DATA SUPPLIED »
★ ★ ★ ★

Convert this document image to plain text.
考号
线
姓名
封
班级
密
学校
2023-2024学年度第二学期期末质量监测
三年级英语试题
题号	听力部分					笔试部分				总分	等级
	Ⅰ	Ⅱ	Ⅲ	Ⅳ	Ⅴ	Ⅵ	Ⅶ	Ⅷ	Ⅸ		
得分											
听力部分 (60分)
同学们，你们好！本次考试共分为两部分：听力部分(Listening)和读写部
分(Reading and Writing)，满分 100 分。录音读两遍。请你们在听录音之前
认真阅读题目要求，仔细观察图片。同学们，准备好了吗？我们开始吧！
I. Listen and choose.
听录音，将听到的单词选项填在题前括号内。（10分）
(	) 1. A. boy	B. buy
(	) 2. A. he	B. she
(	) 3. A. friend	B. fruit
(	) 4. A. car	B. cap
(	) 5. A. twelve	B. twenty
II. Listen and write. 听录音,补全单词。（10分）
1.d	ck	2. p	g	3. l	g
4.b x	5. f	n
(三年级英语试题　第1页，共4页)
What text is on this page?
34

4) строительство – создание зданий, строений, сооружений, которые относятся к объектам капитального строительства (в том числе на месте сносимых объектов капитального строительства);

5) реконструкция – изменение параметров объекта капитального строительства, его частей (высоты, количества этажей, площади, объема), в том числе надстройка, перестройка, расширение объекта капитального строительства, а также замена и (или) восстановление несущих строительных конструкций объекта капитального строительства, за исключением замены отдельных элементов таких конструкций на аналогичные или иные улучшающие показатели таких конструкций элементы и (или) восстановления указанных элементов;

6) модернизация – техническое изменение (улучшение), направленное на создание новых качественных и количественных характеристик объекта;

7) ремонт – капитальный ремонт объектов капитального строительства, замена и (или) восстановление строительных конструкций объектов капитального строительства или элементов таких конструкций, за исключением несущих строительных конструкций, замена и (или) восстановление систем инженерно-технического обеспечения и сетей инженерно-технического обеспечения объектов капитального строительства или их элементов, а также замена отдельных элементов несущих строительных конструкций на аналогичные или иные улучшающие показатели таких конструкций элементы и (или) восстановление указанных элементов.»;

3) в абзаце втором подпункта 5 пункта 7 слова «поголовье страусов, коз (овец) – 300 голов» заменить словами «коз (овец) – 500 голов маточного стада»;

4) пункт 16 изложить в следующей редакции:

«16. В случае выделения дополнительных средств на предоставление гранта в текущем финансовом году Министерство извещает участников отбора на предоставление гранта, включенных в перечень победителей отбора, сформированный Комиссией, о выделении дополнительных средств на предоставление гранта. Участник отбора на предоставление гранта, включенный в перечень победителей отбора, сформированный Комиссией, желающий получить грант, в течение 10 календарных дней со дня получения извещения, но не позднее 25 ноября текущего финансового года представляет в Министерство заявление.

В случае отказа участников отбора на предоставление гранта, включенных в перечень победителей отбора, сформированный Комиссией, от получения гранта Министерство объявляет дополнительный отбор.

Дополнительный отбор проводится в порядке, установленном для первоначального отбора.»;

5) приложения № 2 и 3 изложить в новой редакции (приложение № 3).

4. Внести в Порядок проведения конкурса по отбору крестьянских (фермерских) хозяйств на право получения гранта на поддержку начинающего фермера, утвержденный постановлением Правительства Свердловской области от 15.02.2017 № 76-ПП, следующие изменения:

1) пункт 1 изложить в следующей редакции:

★ ★ ★ ★

WORK TO DO »
Print every line of the records exactly. Omit nothing.

EXERCISE RESULT »
Convert this document image to plain text.
考号
线
姓名
封
班级
密
学校
2023-2024学年度第二学期期末质量监测
三年级英语试题
题号	听力部分					笔试部分				总分	等级
	Ⅰ	Ⅱ	Ⅲ	Ⅳ	Ⅴ	Ⅵ	Ⅶ	Ⅷ	Ⅸ		
得分											
听力部分 (60分)
同学们，你们好！本次考试共分为两部分：听力部分(Listening)和读写部
分(Reading and Writing)，满分 100 分。录音读两遍。请你们在听录音之前
认真阅读题目要求，仔细观察图片。同学们，准备好了吗？我们开始吧！
I. Listen and choose.
听录音，将听到的单词选项填在题前括号内。（10分）
(	) 1. A. boy	B. buy
(	) 2. A. he	B. she
(	) 3. A. friend	B. fruit
(	) 4. A. car	B. cap
(	) 5. A. twelve	B. twenty
II. Listen and write. 听录音,补全单词。（10分）
1.d	ck	2. p	g	3. l	g
4.b x	5. f	n
(三年级英语试题　第1页，共4页)
What text is on this page?
34

4) строительство – создание зданий, строений, сооружений, которые относятся к объектам капитального строительства (в том числе на месте сносимых объектов капитального строительства);

5) реконструкция – изменение параметров объекта капитального строительства, его частей (высоты, количества этажей, площади, объема), в том числе надстройка, перестройка, расширение объекта капитального строительства, а также замена и (или) восстановление несущих строительных конструкций объекта капитального строительства, за исключением замены отдельных элементов таких конструкций на аналогичные или иные улучшающие показатели таких конструкций элементы и (или) восстановления указанных элементов;

6) модернизация – техническое изменение (улучшение), направленное на создание новых качественных и количественных характеристик объекта;

7) ремонт – капитальный ремонт объектов капитального строительства, замена и (или) восстановление строительных конструкций объектов капитального строительства или элементов таких конструкций, за исключением несущих строительных конструкций, замена и (или) восстановление систем инженерно-технического обеспечения и сетей инженерно-технического обеспечения объектов капитального строительства или их элементов, а также замена отдельных элементов несущих строительных конструкций на аналогичные или иные улучшающие показатели таких конструкций элементы и (или) восстановление указанных элементов.»;

3) в абзаце втором подпункта 5 пункта 7 слова «поголовье страусов, коз (овец) – 300 голов» заменить словами «коз (овец) – 500 голов маточного стада»;

4) пункт 16 изложить в следующей редакции:

«16. В случае выделения дополнительных средств на предоставление гранта в текущем финансовом году Министерство извещает участников отбора на предоставление гранта, включенных в перечень победителей отбора, сформированный Комиссией, о выделении дополнительных средств на предоставление гранта. Участник отбора на предоставление гранта, включенный в перечень победителей отбора, сформированный Комиссией, желающий получить грант, в течение 10 календарных дней со дня получения извещения, но не позднее 25 ноября текущего финансового года представляет в Министерство заявление.

В случае отказа участников отбора на предоставление гранта, включенных в перечень победителей отбора, сформированный Комиссией, от получения гранта Министерство объявляет дополнительный отбор.

Дополнительный отбор проводится в порядке, установленном для первоначального отбора.»;

5) приложения № 2 и 3 изложить в новой редакции (приложение № 3).

4. Внести в Порядок проведения конкурса по отбору крестьянских (фермерских) хозяйств на право получения гранта на поддержку начинающего фермера, утвержденный постановлением Правительства Свердловской области от 15.02.2017 № 76-ПП, следующие изменения:

1) пункт 1 изложить в следующей редакции:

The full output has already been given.